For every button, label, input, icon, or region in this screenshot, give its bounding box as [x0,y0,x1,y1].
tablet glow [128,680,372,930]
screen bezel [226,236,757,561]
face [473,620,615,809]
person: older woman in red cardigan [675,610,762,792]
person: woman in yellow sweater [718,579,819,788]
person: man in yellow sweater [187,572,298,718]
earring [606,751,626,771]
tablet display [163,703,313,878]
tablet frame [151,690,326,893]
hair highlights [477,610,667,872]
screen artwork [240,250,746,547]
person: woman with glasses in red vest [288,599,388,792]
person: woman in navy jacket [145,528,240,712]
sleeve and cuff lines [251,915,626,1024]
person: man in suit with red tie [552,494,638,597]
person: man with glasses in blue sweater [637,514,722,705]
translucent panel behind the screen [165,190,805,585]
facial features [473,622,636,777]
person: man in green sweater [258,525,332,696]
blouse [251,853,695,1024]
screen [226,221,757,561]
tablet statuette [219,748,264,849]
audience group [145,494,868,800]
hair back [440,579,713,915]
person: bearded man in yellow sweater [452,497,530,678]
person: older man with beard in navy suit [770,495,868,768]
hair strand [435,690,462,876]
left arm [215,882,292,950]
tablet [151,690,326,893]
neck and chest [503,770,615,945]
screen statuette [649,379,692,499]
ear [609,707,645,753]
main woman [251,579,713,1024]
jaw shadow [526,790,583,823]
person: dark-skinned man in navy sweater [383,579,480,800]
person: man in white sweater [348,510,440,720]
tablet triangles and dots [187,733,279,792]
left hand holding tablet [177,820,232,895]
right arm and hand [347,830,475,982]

## WHAT YOU NEED TO DO
Reproduce each of the rows above verbatim, from the first line through the last, without changing any character.

## RESPONSE TO THIS EXERCISE
For every button, label, input, icon, or region in this screenshot, give its bounding box as [x0,y0,x1,y1].
tablet glow [128,680,372,930]
screen bezel [226,236,757,561]
face [473,620,615,809]
person: older woman in red cardigan [675,610,762,792]
person: woman in yellow sweater [718,579,819,788]
person: man in yellow sweater [187,572,298,718]
earring [606,751,626,771]
tablet display [163,703,313,878]
tablet frame [151,690,326,893]
hair highlights [477,610,667,872]
screen artwork [240,250,746,547]
person: woman with glasses in red vest [288,599,388,792]
person: woman in navy jacket [145,528,240,712]
sleeve and cuff lines [251,915,626,1024]
person: man in suit with red tie [552,494,638,597]
person: man with glasses in blue sweater [637,514,722,705]
translucent panel behind the screen [165,190,805,585]
facial features [473,622,636,777]
person: man in green sweater [258,525,332,696]
blouse [251,853,695,1024]
screen [226,221,757,561]
tablet statuette [219,748,264,849]
audience group [145,494,868,800]
hair back [440,579,713,915]
person: bearded man in yellow sweater [452,497,530,678]
person: older man with beard in navy suit [770,495,868,768]
hair strand [435,690,462,876]
left arm [215,882,292,950]
tablet [151,690,326,893]
neck and chest [503,770,615,945]
screen statuette [649,379,692,499]
ear [609,707,645,753]
main woman [251,579,713,1024]
jaw shadow [526,790,583,823]
person: dark-skinned man in navy sweater [383,579,480,800]
person: man in white sweater [348,510,440,720]
tablet triangles and dots [187,733,279,792]
left hand holding tablet [177,820,232,895]
right arm and hand [347,830,475,982]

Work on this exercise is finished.